**Written task**.
Output the entries word for word. Omit images.

— start Dataset rows —

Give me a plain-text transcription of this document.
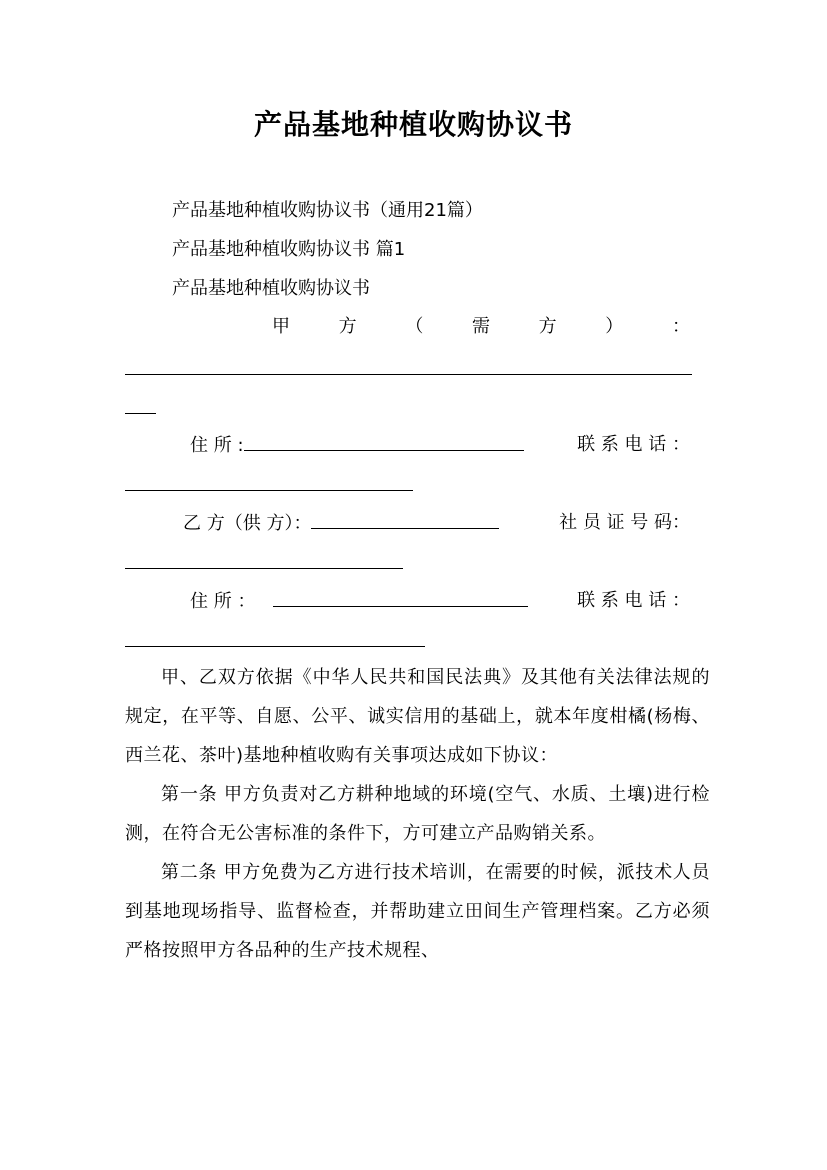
产品基地种植收购协议书
产品基地种植收购协议书（通用21篇）
产品基地种植收购协议书 篇1
产品基地种植收购协议书
甲	方	（	需	方	）	：
住 所 :	联 系 电 话 ：
乙 方（供 方）：	社 员 证 号 码：
住 所 ：	联 系 电 话 ：

甲、乙双方依据《中华人民共和国民法典》及其他有关法律法规的规定，在平等、自愿、公平、诚实信用的基础上，就本年度柑橘(杨梅、西兰花、茶叶)基地种植收购有关事项达成如下协议：

第一条 甲方负责对乙方耕种地域的环境(空气、水质、土壤)进行检测，在符合无公害标准的条件下，方可建立产品购销关系。

第二条 甲方免费为乙方进行技术培训，在需要的时候，派技术人员到基地现场指导、监督检查，并帮助建立田间生产管理档案。乙方必须严格按照甲方各品种的生产技术规程、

— end Dataset rows —

**Response to the exercise**.
Give me a plain-text transcription of this document.
产品基地种植收购协议书
产品基地种植收购协议书（通用21篇）
产品基地种植收购协议书 篇1
产品基地种植收购协议书
甲	方	（	需	方	）	：
住 所 :	联 系 电 话 ：
乙 方（供 方）：	社 员 证 号 码：
住 所 ：	联 系 电 话 ：

甲、乙双方依据《中华人民共和国民法典》及其他有关法律法规的规定，在平等、自愿、公平、诚实信用的基础上，就本年度柑橘(杨梅、西兰花、茶叶)基地种植收购有关事项达成如下协议：

第一条 甲方负责对乙方耕种地域的环境(空气、水质、土壤)进行检测，在符合无公害标准的条件下，方可建立产品购销关系。

第二条 甲方免费为乙方进行技术培训，在需要的时候，派技术人员到基地现场指导、监督检查，并帮助建立田间生产管理档案。乙方必须严格按照甲方各品种的生产技术规程、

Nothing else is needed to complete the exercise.